La performance actuelle peut s’expliquer par le fait que le marché croit encore à un revirement potentiel de l’administration américaine – le Conseil fédéral est déterminé à poursuivre les discussions –, et, surtout, par la confiance accordée aux entreprises de parvenir à mitiger le coût de cette nouvelle réalité. Elles, qui sont habituées à faire preuve d’agilité, en relocalisant leur production, en maîtrisant leurs coûts, en redéfinissant leurs produits et leur marché, etc.
Pour les entreprises suisses cotées, la situation varie fortement au gré de leur exposition au marché américain, en fonction aussi de leur positionnement sur ce même marché – niche solide, segment de gamme, possibilité ou non de substitution, place dans la chaîne de valeur ajoutée, etc. – ainsi que de la part de leur production réalisée aux États-Unis, sans oublier la monnaie dans laquelle elles facturent et leur niveau de marges. Il faut se souvenir par ailleurs que les dépositaires du Swiss made n’ont pas la possibilité de délocaliser.

- [Données]:
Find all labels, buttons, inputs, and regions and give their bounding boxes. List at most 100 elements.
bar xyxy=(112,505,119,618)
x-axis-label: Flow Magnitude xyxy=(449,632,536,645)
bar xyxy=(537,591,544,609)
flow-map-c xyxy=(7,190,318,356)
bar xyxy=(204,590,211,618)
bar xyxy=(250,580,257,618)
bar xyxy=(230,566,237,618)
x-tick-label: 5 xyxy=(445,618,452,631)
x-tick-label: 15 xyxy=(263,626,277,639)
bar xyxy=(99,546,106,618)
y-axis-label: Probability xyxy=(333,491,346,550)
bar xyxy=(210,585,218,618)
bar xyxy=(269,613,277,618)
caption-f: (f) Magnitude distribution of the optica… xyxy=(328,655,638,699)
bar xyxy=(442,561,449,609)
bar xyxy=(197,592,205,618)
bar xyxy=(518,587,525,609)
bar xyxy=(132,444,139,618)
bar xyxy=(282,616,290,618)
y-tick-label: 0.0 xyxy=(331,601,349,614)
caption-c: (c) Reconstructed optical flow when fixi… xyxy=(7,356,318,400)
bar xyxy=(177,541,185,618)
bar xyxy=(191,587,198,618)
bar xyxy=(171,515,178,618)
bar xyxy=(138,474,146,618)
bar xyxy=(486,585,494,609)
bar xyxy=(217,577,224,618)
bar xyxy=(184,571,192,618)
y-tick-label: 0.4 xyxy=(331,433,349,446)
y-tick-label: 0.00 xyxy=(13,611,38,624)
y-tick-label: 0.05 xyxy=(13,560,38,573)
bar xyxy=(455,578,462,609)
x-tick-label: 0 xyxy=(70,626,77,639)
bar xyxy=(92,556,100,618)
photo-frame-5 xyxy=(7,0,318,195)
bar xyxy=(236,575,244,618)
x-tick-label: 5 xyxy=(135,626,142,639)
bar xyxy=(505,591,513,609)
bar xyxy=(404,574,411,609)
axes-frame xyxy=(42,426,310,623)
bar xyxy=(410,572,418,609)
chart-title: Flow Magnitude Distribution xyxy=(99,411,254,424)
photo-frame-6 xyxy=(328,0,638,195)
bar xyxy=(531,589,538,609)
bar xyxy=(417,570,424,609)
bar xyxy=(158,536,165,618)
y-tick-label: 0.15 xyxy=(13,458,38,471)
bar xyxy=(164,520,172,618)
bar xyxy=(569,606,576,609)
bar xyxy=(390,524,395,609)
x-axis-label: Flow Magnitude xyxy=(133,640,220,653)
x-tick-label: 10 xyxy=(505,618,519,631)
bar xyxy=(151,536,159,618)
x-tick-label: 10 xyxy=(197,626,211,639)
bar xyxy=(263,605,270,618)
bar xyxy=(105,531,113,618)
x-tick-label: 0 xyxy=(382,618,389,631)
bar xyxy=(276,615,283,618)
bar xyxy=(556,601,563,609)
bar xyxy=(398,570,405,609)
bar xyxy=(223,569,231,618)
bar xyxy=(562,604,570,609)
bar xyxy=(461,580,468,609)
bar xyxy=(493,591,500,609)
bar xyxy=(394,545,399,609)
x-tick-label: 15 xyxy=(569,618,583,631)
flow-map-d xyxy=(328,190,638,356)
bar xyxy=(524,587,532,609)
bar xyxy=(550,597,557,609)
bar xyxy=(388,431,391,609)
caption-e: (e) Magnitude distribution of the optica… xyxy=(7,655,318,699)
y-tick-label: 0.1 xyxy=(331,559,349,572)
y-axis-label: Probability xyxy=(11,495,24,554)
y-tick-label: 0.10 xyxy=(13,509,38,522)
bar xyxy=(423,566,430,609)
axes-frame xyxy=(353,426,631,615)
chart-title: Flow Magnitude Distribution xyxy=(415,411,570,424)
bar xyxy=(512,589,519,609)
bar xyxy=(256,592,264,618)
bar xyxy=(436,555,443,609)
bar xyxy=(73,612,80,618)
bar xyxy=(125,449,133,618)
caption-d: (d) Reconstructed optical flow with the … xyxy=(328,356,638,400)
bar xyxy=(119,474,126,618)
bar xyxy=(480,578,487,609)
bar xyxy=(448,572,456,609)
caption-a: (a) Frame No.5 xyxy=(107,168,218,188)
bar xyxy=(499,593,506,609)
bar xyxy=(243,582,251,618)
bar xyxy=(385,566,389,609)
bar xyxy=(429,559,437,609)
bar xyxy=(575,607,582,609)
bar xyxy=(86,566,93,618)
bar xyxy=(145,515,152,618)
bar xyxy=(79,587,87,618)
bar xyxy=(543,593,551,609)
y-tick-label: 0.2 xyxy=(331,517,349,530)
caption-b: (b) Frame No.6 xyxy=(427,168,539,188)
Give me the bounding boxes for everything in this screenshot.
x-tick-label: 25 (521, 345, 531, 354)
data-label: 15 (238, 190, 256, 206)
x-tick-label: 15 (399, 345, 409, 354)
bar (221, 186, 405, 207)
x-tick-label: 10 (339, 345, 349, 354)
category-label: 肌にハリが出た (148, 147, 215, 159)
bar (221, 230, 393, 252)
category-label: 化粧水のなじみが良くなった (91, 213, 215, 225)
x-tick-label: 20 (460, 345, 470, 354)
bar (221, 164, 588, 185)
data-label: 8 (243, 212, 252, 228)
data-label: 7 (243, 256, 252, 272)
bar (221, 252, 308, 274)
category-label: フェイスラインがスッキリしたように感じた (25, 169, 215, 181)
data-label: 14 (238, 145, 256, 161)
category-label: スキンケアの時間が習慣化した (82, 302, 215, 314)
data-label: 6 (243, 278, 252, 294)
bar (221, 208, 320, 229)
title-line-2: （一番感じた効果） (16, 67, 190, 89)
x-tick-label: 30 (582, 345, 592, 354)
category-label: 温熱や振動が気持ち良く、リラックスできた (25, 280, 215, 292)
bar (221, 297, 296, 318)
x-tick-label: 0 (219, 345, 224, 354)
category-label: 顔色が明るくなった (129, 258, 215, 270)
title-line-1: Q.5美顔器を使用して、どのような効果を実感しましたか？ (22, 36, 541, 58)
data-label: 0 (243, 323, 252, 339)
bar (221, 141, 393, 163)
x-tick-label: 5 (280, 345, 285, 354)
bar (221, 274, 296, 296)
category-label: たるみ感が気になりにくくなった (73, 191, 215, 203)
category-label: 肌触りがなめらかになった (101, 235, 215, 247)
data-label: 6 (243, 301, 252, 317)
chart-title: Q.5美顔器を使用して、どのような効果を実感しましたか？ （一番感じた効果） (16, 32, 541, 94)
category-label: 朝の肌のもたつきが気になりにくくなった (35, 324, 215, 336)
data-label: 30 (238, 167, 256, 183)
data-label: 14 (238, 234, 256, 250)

- [Consigne]:
Pouvez-vous transcrire fidèlement le passage du texte fourni qui commence par « Pour les entreprises » et se termine par « possibilité de délocaliser. », ces derniers mots compris ?

- [Résultat]:
Pour les entreprises suisses cotées, la situation varie fortement au gré de leur exposition au marché américain, en fonction aussi de leur positionnement sur ce même marché – niche solide, segment de gamme, possibilité ou non de substitution, place dans la chaîne de valeur ajoutée, etc. – ainsi que de la part de leur production réalisée aux États-Unis, sans oublier la monnaie dans laquelle elles facturent et leur niveau de marges. Il faut se souvenir par ailleurs que les dépositaires du Swiss made n’ont pas la possibilité de délocaliser.